What is asked:
Repeat the records below exactly.

▬▬▬▬▬▬

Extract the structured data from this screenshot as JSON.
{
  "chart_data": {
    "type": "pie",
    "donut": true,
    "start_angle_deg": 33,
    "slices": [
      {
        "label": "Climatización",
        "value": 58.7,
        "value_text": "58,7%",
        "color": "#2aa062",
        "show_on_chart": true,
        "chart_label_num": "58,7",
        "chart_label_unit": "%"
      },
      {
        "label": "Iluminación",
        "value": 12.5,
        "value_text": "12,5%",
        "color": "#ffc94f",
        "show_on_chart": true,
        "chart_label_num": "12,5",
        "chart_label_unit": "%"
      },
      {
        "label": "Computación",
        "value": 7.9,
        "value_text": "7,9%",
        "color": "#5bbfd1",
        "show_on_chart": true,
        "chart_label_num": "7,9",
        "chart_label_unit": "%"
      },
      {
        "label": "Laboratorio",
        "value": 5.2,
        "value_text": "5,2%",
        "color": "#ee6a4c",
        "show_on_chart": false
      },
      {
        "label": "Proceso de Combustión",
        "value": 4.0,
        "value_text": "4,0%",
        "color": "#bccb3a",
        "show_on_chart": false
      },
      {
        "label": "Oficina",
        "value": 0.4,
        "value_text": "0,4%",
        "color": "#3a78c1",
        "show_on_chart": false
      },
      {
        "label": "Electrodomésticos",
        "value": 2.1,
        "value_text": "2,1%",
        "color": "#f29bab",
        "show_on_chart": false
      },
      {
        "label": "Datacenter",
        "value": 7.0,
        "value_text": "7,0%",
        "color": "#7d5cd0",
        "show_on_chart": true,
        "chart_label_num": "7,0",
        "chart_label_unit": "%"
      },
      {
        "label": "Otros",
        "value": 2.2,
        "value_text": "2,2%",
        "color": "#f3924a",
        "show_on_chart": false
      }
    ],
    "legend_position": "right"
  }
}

▬▬▬▬▬▬

The reply:
Extract the structured data from this screenshot as JSON.
{
  "chart_data": {
    "type": "pie",
    "donut": true,
    "start_angle_deg": 33,
    "slices": [
      {
        "label": "Climatización",
        "value": 58.7,
        "value_text": "58,7%",
        "color": "#2aa062",
        "show_on_chart": true,
        "chart_label_num": "58,7",
        "chart_label_unit": "%"
      },
      {
        "label": "Iluminación",
        "value": 12.5,
        "value_text": "12,5%",
        "color": "#ffc94f",
        "show_on_chart": true,
        "chart_label_num": "12,5",
        "chart_label_unit": "%"
      },
      {
        "label": "Computación",
        "value": 7.9,
        "value_text": "7,9%",
        "color": "#5bbfd1",
        "show_on_chart": true,
        "chart_label_num": "7,9",
        "chart_label_unit": "%"
      },
      {
        "label": "Laboratorio",
        "value": 5.2,
        "value_text": "5,2%",
        "color": "#ee6a4c",
        "show_on_chart": false
      },
      {
        "label": "Proceso de Combustión",
        "value": 4.0,
        "value_text": "4,0%",
        "color": "#bccb3a",
        "show_on_chart": false
      },
      {
        "label": "Oficina",
        "value": 0.4,
        "value_text": "0,4%",
        "color": "#3a78c1",
        "show_on_chart": false
      },
      {
        "label": "Electrodomésticos",
        "value": 2.1,
        "value_text": "2,1%",
        "color": "#f29bab",
        "show_on_chart": false
      },
      {
        "label": "Datacenter",
        "value": 7.0,
        "value_text": "7,0%",
        "color": "#7d5cd0",
        "show_on_chart": true,
        "chart_label_num": "7,0",
        "chart_label_unit": "%"
      },
      {
        "label": "Otros",
        "value": 2.2,
        "value_text": "2,2%",
        "color": "#f3924a",
        "show_on_chart": false
      }
    ],
    "legend_position": "right"
  }
}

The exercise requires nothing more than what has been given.